Stored data

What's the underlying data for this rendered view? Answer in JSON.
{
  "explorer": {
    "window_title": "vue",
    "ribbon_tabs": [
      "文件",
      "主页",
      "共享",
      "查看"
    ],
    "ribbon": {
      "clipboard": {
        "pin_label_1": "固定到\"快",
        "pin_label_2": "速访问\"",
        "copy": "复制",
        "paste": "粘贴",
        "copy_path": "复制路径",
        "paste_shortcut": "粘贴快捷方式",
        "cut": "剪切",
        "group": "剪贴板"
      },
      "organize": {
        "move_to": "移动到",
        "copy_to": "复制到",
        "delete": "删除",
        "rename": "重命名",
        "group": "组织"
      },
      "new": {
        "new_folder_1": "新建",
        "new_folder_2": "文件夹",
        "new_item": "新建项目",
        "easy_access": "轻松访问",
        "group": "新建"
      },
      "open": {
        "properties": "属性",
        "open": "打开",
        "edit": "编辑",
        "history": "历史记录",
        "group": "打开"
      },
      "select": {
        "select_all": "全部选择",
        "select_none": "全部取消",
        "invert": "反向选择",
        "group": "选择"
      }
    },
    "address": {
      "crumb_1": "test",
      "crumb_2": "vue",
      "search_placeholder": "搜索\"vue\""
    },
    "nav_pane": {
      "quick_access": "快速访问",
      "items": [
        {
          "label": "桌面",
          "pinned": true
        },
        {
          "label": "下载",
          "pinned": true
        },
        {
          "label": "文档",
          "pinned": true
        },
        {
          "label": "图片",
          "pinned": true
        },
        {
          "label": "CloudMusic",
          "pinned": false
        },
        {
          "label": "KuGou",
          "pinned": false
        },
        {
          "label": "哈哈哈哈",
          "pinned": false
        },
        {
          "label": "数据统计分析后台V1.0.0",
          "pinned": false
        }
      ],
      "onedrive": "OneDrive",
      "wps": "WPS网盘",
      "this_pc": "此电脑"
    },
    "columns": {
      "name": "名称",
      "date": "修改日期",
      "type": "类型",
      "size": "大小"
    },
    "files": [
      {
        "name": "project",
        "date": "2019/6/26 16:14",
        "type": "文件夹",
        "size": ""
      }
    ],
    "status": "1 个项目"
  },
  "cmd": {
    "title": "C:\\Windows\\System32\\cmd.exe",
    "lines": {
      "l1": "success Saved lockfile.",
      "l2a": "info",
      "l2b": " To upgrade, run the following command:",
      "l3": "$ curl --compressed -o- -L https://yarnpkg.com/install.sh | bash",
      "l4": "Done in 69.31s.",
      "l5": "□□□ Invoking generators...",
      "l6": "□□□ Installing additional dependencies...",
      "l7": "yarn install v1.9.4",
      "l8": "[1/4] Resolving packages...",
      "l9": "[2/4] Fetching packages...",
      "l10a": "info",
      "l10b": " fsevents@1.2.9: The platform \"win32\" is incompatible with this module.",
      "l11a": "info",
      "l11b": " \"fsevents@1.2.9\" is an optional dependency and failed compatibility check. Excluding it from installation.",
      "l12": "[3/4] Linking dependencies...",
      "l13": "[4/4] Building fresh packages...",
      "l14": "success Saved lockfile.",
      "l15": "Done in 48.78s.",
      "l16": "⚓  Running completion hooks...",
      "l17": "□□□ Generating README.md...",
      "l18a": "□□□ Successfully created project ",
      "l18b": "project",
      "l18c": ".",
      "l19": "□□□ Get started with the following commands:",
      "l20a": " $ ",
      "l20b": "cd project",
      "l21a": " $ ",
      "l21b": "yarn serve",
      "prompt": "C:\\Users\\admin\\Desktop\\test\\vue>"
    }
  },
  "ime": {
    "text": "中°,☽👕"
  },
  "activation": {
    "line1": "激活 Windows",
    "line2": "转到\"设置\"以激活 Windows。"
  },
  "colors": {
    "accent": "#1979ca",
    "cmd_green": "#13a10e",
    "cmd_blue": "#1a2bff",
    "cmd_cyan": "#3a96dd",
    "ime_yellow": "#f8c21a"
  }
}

Exercise aim: What do the records say? Quote them all exactly.

Exercise answer:
What's the underlying data for this rendered view? Answer in JSON.
{
  "explorer": {
    "window_title": "vue",
    "ribbon_tabs": [
      "文件",
      "主页",
      "共享",
      "查看"
    ],
    "ribbon": {
      "clipboard": {
        "pin_label_1": "固定到\"快",
        "pin_label_2": "速访问\"",
        "copy": "复制",
        "paste": "粘贴",
        "copy_path": "复制路径",
        "paste_shortcut": "粘贴快捷方式",
        "cut": "剪切",
        "group": "剪贴板"
      },
      "organize": {
        "move_to": "移动到",
        "copy_to": "复制到",
        "delete": "删除",
        "rename": "重命名",
        "group": "组织"
      },
      "new": {
        "new_folder_1": "新建",
        "new_folder_2": "文件夹",
        "new_item": "新建项目",
        "easy_access": "轻松访问",
        "group": "新建"
      },
      "open": {
        "properties": "属性",
        "open": "打开",
        "edit": "编辑",
        "history": "历史记录",
        "group": "打开"
      },
      "select": {
        "select_all": "全部选择",
        "select_none": "全部取消",
        "invert": "反向选择",
        "group": "选择"
      }
    },
    "address": {
      "crumb_1": "test",
      "crumb_2": "vue",
      "search_placeholder": "搜索\"vue\""
    },
    "nav_pane": {
      "quick_access": "快速访问",
      "items": [
        {
          "label": "桌面",
          "pinned": true
        },
        {
          "label": "下载",
          "pinned": true
        },
        {
          "label": "文档",
          "pinned": true
        },
        {
          "label": "图片",
          "pinned": true
        },
        {
          "label": "CloudMusic",
          "pinned": false
        },
        {
          "label": "KuGou",
          "pinned": false
        },
        {
          "label": "哈哈哈哈",
          "pinned": false
        },
        {
          "label": "数据统计分析后台V1.0.0",
          "pinned": false
        }
      ],
      "onedrive": "OneDrive",
      "wps": "WPS网盘",
      "this_pc": "此电脑"
    },
    "columns": {
      "name": "名称",
      "date": "修改日期",
      "type": "类型",
      "size": "大小"
    },
    "files": [
      {
        "name": "project",
        "date": "2019/6/26 16:14",
        "type": "文件夹",
        "size": ""
      }
    ],
    "status": "1 个项目"
  },
  "cmd": {
    "title": "C:\\Windows\\System32\\cmd.exe",
    "lines": {
      "l1": "success Saved lockfile.",
      "l2a": "info",
      "l2b": " To upgrade, run the following command:",
      "l3": "$ curl --compressed -o- -L https://yarnpkg.com/install.sh | bash",
      "l4": "Done in 69.31s.",
      "l5": "□□□ Invoking generators...",
      "l6": "□□□ Installing additional dependencies...",
      "l7": "yarn install v1.9.4",
      "l8": "[1/4] Resolving packages...",
      "l9": "[2/4] Fetching packages...",
      "l10a": "info",
      "l10b": " fsevents@1.2.9: The platform \"win32\" is incompatible with this module.",
      "l11a": "info",
      "l11b": " \"fsevents@1.2.9\" is an optional dependency and failed compatibility check. Excluding it from installation.",
      "l12": "[3/4] Linking dependencies...",
      "l13": "[4/4] Building fresh packages...",
      "l14": "success Saved lockfile.",
      "l15": "Done in 48.78s.",
      "l16": "⚓  Running completion hooks...",
      "l17": "□□□ Generating README.md...",
      "l18a": "□□□ Successfully created project ",
      "l18b": "project",
      "l18c": ".",
      "l19": "□□□ Get started with the following commands:",
      "l20a": " $ ",
      "l20b": "cd project",
      "l21a": " $ ",
      "l21b": "yarn serve",
      "prompt": "C:\\Users\\admin\\Desktop\\test\\vue>"
    }
  },
  "ime": {
    "text": "中°,☽👕"
  },
  "activation": {
    "line1": "激活 Windows",
    "line2": "转到\"设置\"以激活 Windows。"
  },
  "colors": {
    "accent": "#1979ca",
    "cmd_green": "#13a10e",
    "cmd_blue": "#1a2bff",
    "cmd_cyan": "#3a96dd",
    "ime_yellow": "#f8c21a"
  }
}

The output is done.